**WHAT TO DO:**
Reproduce the listing below word for word, keeping every line in its original order.

**PROVIDED ENTRIES:**
******

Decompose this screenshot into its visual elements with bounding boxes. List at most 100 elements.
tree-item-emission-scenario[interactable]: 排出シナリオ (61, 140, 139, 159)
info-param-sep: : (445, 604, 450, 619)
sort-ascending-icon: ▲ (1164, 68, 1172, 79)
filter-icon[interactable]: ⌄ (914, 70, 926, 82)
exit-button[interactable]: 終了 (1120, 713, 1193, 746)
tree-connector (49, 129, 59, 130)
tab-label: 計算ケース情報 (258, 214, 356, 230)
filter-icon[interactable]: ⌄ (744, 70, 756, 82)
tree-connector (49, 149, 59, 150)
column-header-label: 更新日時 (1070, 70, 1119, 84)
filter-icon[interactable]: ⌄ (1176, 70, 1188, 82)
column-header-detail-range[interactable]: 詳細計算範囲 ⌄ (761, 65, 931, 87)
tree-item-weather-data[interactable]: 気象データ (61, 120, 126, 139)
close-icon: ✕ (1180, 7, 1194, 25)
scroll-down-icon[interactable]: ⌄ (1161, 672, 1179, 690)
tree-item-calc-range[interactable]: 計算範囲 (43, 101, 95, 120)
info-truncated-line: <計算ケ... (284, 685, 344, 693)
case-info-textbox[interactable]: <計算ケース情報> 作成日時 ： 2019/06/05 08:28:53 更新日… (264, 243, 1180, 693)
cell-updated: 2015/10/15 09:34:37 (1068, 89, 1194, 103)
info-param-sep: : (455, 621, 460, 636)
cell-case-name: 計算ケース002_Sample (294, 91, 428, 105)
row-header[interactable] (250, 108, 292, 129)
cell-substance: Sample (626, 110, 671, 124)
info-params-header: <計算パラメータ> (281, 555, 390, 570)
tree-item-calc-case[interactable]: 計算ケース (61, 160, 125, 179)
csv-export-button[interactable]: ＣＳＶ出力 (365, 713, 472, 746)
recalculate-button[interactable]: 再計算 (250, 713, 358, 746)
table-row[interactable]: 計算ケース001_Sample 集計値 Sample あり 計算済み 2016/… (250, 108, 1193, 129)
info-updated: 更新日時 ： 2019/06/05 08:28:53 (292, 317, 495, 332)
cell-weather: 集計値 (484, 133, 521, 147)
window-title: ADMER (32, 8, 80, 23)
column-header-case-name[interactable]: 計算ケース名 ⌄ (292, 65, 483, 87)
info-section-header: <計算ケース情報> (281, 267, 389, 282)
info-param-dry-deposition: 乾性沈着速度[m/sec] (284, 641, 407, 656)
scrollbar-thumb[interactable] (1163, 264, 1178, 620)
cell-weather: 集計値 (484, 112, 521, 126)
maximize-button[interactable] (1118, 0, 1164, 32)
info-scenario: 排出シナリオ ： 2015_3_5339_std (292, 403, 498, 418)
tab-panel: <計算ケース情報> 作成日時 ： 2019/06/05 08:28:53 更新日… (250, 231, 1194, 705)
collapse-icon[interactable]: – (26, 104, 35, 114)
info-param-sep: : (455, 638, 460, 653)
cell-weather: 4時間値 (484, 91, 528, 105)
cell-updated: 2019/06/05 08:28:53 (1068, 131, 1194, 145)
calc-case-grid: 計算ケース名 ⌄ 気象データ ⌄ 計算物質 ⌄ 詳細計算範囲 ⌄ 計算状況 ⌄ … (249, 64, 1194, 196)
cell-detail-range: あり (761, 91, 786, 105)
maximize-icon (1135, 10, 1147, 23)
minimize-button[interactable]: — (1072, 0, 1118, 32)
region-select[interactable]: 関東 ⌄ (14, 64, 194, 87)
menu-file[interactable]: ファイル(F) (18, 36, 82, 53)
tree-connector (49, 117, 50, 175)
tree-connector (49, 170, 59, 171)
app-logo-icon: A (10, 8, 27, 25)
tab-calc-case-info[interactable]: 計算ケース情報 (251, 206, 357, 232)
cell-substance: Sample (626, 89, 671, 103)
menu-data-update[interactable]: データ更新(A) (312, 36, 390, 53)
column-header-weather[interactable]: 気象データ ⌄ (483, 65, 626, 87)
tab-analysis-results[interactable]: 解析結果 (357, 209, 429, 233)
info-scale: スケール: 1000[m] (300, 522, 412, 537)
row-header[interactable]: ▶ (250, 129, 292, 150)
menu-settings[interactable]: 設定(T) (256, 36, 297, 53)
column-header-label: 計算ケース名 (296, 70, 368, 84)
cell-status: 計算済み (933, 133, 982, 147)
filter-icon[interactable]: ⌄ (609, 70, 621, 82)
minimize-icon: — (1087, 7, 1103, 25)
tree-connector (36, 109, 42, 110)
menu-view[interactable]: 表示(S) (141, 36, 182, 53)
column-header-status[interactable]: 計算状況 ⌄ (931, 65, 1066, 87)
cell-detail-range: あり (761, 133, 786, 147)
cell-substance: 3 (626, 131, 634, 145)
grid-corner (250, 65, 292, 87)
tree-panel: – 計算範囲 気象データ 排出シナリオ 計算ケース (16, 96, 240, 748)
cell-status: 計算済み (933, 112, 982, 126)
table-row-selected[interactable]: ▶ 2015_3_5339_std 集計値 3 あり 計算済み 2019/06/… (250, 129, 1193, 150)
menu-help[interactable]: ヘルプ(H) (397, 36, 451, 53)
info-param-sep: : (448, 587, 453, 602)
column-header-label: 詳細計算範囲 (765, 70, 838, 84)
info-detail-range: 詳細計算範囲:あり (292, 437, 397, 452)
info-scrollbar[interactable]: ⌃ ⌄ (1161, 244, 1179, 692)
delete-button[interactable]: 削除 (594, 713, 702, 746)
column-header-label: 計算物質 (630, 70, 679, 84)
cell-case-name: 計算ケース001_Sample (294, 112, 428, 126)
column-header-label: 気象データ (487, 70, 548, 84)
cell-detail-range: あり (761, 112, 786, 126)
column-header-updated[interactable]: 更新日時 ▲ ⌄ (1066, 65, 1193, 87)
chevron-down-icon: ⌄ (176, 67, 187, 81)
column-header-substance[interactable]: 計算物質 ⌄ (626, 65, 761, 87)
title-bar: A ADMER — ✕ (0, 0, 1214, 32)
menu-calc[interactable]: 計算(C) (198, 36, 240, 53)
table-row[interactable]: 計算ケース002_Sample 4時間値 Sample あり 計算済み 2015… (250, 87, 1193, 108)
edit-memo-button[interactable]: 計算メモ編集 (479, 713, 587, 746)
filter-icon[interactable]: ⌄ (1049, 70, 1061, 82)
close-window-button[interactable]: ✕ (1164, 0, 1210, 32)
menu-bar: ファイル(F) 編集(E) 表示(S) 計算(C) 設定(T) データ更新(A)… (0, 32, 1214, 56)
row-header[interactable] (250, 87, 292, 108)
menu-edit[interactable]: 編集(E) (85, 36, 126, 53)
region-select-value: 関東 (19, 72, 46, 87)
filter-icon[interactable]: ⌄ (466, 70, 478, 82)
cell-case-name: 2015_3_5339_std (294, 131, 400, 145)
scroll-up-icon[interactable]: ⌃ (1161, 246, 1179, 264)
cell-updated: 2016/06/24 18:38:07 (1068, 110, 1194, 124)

******

**WRITTEN REPLY:**
Decompose this screenshot into its visual elements with bounding boxes. List at most 100 elements.
tree-item-emission-scenario[interactable]: 排出シナリオ (61, 140, 139, 159)
info-param-sep: : (445, 604, 450, 619)
sort-ascending-icon: ▲ (1164, 68, 1172, 79)
filter-icon[interactable]: ⌄ (914, 70, 926, 82)
exit-button[interactable]: 終了 (1120, 713, 1193, 746)
tree-connector (49, 129, 59, 130)
tab-label: 計算ケース情報 (258, 214, 356, 230)
filter-icon[interactable]: ⌄ (744, 70, 756, 82)
tree-connector (49, 149, 59, 150)
column-header-label: 更新日時 (1070, 70, 1119, 84)
filter-icon[interactable]: ⌄ (1176, 70, 1188, 82)
column-header-detail-range[interactable]: 詳細計算範囲 ⌄ (761, 65, 931, 87)
tree-item-weather-data[interactable]: 気象データ (61, 120, 126, 139)
close-icon: ✕ (1180, 7, 1194, 25)
scroll-down-icon[interactable]: ⌄ (1161, 672, 1179, 690)
tree-item-calc-range[interactable]: 計算範囲 (43, 101, 95, 120)
info-truncated-line: <計算ケ... (284, 685, 344, 693)
case-info-textbox[interactable]: <計算ケース情報> 作成日時 ： 2019/06/05 08:28:53 更新日… (264, 243, 1180, 693)
cell-updated: 2015/10/15 09:34:37 (1068, 89, 1194, 103)
info-param-sep: : (455, 621, 460, 636)
cell-case-name: 計算ケース002_Sample (294, 91, 428, 105)
row-header[interactable] (250, 108, 292, 129)
cell-substance: Sample (626, 110, 671, 124)
info-params-header: <計算パラメータ> (281, 555, 390, 570)
tree-item-calc-case[interactable]: 計算ケース (61, 160, 125, 179)
csv-export-button[interactable]: ＣＳＶ出力 (365, 713, 472, 746)
recalculate-button[interactable]: 再計算 (250, 713, 358, 746)
table-row[interactable]: 計算ケース001_Sample 集計値 Sample あり 計算済み 2016/… (250, 108, 1193, 129)
info-updated: 更新日時 ： 2019/06/05 08:28:53 (292, 317, 495, 332)
cell-weather: 集計値 (484, 133, 521, 147)
window-title: ADMER (32, 8, 80, 23)
column-header-case-name[interactable]: 計算ケース名 ⌄ (292, 65, 483, 87)
info-section-header: <計算ケース情報> (281, 267, 389, 282)
info-param-dry-deposition: 乾性沈着速度[m/sec] (284, 641, 407, 656)
scrollbar-thumb[interactable] (1163, 264, 1178, 620)
cell-weather: 集計値 (484, 112, 521, 126)
maximize-button[interactable] (1118, 0, 1164, 32)
info-scenario: 排出シナリオ ： 2015_3_5339_std (292, 403, 498, 418)
tab-panel: <計算ケース情報> 作成日時 ： 2019/06/05 08:28:53 更新日… (250, 231, 1194, 705)
collapse-icon[interactable]: – (26, 104, 35, 114)
info-param-sep: : (455, 638, 460, 653)
cell-weather: 4時間値 (484, 91, 528, 105)
cell-updated: 2019/06/05 08:28:53 (1068, 131, 1194, 145)
calc-case-grid: 計算ケース名 ⌄ 気象データ ⌄ 計算物質 ⌄ 詳細計算範囲 ⌄ 計算状況 ⌄ … (249, 64, 1194, 196)
cell-detail-range: あり (761, 91, 786, 105)
maximize-icon (1135, 10, 1147, 23)
minimize-button[interactable]: — (1072, 0, 1118, 32)
region-select[interactable]: 関東 ⌄ (14, 64, 194, 87)
menu-file[interactable]: ファイル(F) (18, 36, 82, 53)
tree-connector (49, 117, 50, 175)
tree-connector (49, 170, 59, 171)
app-logo-icon: A (10, 8, 27, 25)
tab-calc-case-info[interactable]: 計算ケース情報 (251, 206, 357, 232)
cell-substance: Sample (626, 89, 671, 103)
menu-data-update[interactable]: データ更新(A) (312, 36, 390, 53)
column-header-weather[interactable]: 気象データ ⌄ (483, 65, 626, 87)
tab-analysis-results[interactable]: 解析結果 (357, 209, 429, 233)
info-scale: スケール: 1000[m] (300, 522, 412, 537)
row-header[interactable]: ▶ (250, 129, 292, 150)
menu-settings[interactable]: 設定(T) (256, 36, 297, 53)
column-header-label: 計算ケース名 (296, 70, 368, 84)
cell-status: 計算済み (933, 133, 982, 147)
filter-icon[interactable]: ⌄ (609, 70, 621, 82)
minimize-icon: — (1087, 7, 1103, 25)
tree-connector (36, 109, 42, 110)
menu-view[interactable]: 表示(S) (141, 36, 182, 53)
column-header-status[interactable]: 計算状況 ⌄ (931, 65, 1066, 87)
cell-detail-range: あり (761, 133, 786, 147)
cell-substance: 3 (626, 131, 634, 145)
grid-corner (250, 65, 292, 87)
tree-panel: – 計算範囲 気象データ 排出シナリオ 計算ケース (16, 96, 240, 748)
cell-status: 計算済み (933, 112, 982, 126)
table-row-selected[interactable]: ▶ 2015_3_5339_std 集計値 3 あり 計算済み 2019/06/… (250, 129, 1193, 150)
menu-help[interactable]: ヘルプ(H) (397, 36, 451, 53)
info-param-sep: : (448, 587, 453, 602)
column-header-label: 詳細計算範囲 (765, 70, 838, 84)
info-detail-range: 詳細計算範囲:あり (292, 437, 397, 452)
info-scrollbar[interactable]: ⌃ ⌄ (1161, 244, 1179, 692)
delete-button[interactable]: 削除 (594, 713, 702, 746)
column-header-label: 計算物質 (630, 70, 679, 84)
cell-case-name: 計算ケース001_Sample (294, 112, 428, 126)
column-header-label: 気象データ (487, 70, 548, 84)
cell-detail-range: あり (761, 112, 786, 126)
column-header-updated[interactable]: 更新日時 ▲ ⌄ (1066, 65, 1193, 87)
chevron-down-icon: ⌄ (176, 67, 187, 81)
column-header-substance[interactable]: 計算物質 ⌄ (626, 65, 761, 87)
title-bar: A ADMER — ✕ (0, 0, 1214, 32)
menu-calc[interactable]: 計算(C) (198, 36, 240, 53)
table-row[interactable]: 計算ケース002_Sample 4時間値 Sample あり 計算済み 2015… (250, 87, 1193, 108)
edit-memo-button[interactable]: 計算メモ編集 (479, 713, 587, 746)
filter-icon[interactable]: ⌄ (1049, 70, 1061, 82)
close-window-button[interactable]: ✕ (1164, 0, 1210, 32)
menu-bar: ファイル(F) 編集(E) 表示(S) 計算(C) 設定(T) データ更新(A)… (0, 32, 1214, 56)
row-header[interactable] (250, 87, 292, 108)
menu-edit[interactable]: 編集(E) (85, 36, 126, 53)
region-select-value: 関東 (19, 72, 46, 87)
filter-icon[interactable]: ⌄ (466, 70, 478, 82)
cell-case-name: 2015_3_5339_std (294, 131, 400, 145)
scroll-up-icon[interactable]: ⌃ (1161, 246, 1179, 264)
cell-updated: 2016/06/24 18:38:07 (1068, 110, 1194, 124)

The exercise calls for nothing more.